▶ [Recorded information]:
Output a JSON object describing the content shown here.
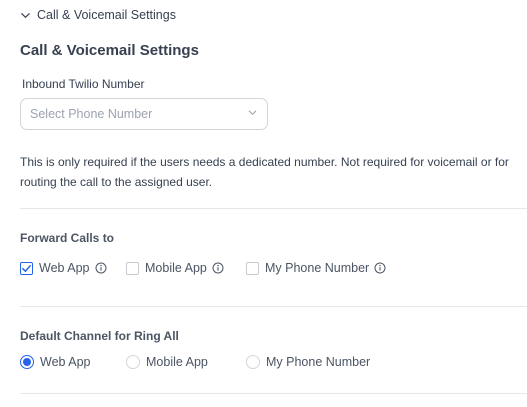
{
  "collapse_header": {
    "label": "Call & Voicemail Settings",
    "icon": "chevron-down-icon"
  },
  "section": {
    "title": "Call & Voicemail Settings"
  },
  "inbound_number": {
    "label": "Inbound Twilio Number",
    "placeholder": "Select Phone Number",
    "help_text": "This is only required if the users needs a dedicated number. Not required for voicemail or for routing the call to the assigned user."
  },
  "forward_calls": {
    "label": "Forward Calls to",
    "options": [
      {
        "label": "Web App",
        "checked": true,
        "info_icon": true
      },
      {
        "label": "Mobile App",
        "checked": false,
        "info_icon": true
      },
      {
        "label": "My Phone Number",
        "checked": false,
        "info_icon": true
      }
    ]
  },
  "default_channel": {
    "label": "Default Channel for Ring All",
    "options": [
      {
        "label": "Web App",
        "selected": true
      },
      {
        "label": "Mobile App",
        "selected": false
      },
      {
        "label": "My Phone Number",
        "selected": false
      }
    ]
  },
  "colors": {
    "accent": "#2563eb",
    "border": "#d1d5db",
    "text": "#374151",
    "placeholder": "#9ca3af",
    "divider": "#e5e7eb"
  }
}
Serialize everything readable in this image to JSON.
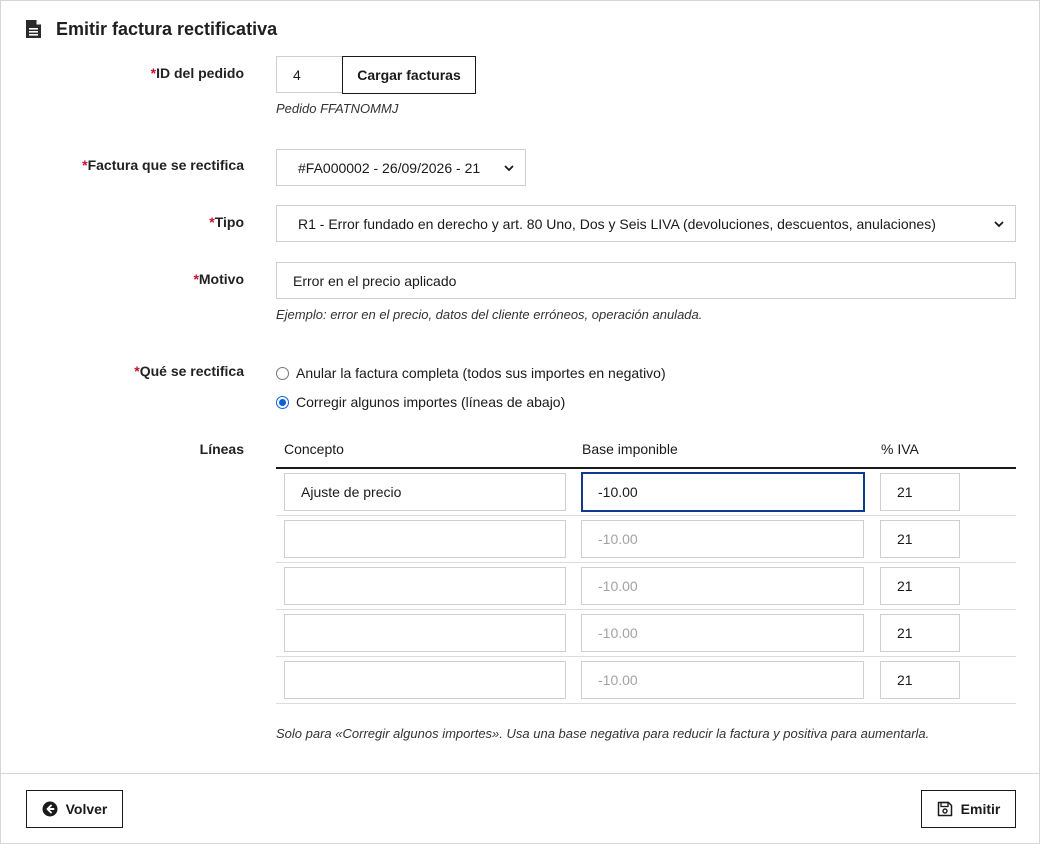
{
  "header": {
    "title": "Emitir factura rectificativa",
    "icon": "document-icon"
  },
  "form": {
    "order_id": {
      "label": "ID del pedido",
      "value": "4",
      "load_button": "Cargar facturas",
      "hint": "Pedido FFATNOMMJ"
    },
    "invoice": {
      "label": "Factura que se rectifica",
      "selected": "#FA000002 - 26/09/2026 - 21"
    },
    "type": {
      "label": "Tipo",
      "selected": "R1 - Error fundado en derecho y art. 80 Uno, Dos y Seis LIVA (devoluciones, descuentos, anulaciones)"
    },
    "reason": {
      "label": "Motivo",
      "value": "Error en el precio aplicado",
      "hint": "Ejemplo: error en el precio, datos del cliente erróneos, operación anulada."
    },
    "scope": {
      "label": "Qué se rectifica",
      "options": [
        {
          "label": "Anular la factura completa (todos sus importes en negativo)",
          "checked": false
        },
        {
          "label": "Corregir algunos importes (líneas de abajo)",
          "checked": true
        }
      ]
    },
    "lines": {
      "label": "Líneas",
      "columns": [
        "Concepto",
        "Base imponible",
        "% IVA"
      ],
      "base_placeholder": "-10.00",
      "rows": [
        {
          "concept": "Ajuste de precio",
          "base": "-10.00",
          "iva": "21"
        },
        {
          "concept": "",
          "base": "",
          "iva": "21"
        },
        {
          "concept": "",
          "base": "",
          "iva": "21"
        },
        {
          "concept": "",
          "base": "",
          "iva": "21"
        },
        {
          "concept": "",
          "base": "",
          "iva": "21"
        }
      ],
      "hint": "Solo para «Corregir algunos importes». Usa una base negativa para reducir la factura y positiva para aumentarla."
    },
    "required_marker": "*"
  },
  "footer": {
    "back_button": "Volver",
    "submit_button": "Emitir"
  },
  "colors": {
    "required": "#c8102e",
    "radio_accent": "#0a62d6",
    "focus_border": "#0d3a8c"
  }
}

▶ [What you need to do]: Retype all entries exactly as they appear, dropping the images.

▶ [The output]:
Output a JSON object describing the content shown here.
{
  "collapse_header": {
    "label": "Call & Voicemail Settings",
    "icon": "chevron-down-icon"
  },
  "section": {
    "title": "Call & Voicemail Settings"
  },
  "inbound_number": {
    "label": "Inbound Twilio Number",
    "placeholder": "Select Phone Number",
    "help_text": "This is only required if the users needs a dedicated number. Not required for voicemail or for routing the call to the assigned user."
  },
  "forward_calls": {
    "label": "Forward Calls to",
    "options": [
      {
        "label": "Web App",
        "checked": true,
        "info_icon": true
      },
      {
        "label": "Mobile App",
        "checked": false,
        "info_icon": true
      },
      {
        "label": "My Phone Number",
        "checked": false,
        "info_icon": true
      }
    ]
  },
  "default_channel": {
    "label": "Default Channel for Ring All",
    "options": [
      {
        "label": "Web App",
        "selected": true
      },
      {
        "label": "Mobile App",
        "selected": false
      },
      {
        "label": "My Phone Number",
        "selected": false
      }
    ]
  },
  "colors": {
    "accent": "#2563eb",
    "border": "#d1d5db",
    "text": "#374151",
    "placeholder": "#9ca3af",
    "divider": "#e5e7eb"
  }
}
Serialize everything readable in this image to JSON.
{
  "header": {
    "title": "Emitir factura rectificativa",
    "icon": "document-icon"
  },
  "form": {
    "order_id": {
      "label": "ID del pedido",
      "value": "4",
      "load_button": "Cargar facturas",
      "hint": "Pedido FFATNOMMJ"
    },
    "invoice": {
      "label": "Factura que se rectifica",
      "selected": "#FA000002 - 26/09/2026 - 21"
    },
    "type": {
      "label": "Tipo",
      "selected": "R1 - Error fundado en derecho y art. 80 Uno, Dos y Seis LIVA (devoluciones, descuentos, anulaciones)"
    },
    "reason": {
      "label": "Motivo",
      "value": "Error en el precio aplicado",
      "hint": "Ejemplo: error en el precio, datos del cliente erróneos, operación anulada."
    },
    "scope": {
      "label": "Qué se rectifica",
      "options": [
        {
          "label": "Anular la factura completa (todos sus importes en negativo)",
          "checked": false
        },
        {
          "label": "Corregir algunos importes (líneas de abajo)",
          "checked": true
        }
      ]
    },
    "lines": {
      "label": "Líneas",
      "columns": [
        "Concepto",
        "Base imponible",
        "% IVA"
      ],
      "base_placeholder": "-10.00",
      "rows": [
        {
          "concept": "Ajuste de precio",
          "base": "-10.00",
          "iva": "21"
        },
        {
          "concept": "",
          "base": "",
          "iva": "21"
        },
        {
          "concept": "",
          "base": "",
          "iva": "21"
        },
        {
          "concept": "",
          "base": "",
          "iva": "21"
        },
        {
          "concept": "",
          "base": "",
          "iva": "21"
        }
      ],
      "hint": "Solo para «Corregir algunos importes». Usa una base negativa para reducir la factura y positiva para aumentarla."
    },
    "required_marker": "*"
  },
  "footer": {
    "back_button": "Volver",
    "submit_button": "Emitir"
  },
  "colors": {
    "required": "#c8102e",
    "radio_accent": "#0a62d6",
    "focus_border": "#0d3a8c"
  }
}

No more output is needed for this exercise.